# Exercise details
How many lines in this material include the string "Error"? Answer with the number and nothing further.

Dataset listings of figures
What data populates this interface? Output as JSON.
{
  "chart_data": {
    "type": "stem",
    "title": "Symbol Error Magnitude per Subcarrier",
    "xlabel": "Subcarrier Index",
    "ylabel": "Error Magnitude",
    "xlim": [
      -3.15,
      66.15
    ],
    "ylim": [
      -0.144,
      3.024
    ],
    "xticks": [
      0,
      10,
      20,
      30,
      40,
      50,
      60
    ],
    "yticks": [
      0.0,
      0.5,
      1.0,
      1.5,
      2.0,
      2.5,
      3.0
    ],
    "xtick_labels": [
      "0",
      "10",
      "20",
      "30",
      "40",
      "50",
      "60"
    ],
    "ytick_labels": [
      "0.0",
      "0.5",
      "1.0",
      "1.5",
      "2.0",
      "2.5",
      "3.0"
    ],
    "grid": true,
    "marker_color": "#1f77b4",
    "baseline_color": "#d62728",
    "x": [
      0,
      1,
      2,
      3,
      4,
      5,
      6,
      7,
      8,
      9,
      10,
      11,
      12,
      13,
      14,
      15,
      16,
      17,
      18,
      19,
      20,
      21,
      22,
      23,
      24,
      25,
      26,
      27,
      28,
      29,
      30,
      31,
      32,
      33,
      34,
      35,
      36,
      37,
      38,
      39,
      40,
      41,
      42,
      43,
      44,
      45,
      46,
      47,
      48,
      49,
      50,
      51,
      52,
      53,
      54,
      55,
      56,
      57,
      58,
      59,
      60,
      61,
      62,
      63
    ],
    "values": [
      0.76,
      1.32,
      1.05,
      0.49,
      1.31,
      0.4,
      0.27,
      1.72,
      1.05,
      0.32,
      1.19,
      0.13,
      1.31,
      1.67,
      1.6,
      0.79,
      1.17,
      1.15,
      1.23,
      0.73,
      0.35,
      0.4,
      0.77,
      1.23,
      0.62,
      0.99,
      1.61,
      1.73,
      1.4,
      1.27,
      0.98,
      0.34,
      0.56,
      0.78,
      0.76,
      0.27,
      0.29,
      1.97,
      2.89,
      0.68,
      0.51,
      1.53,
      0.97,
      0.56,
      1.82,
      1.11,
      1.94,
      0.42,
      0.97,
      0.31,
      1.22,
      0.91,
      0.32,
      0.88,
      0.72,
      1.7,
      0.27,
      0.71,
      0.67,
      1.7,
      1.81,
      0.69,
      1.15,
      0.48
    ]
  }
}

# Response
2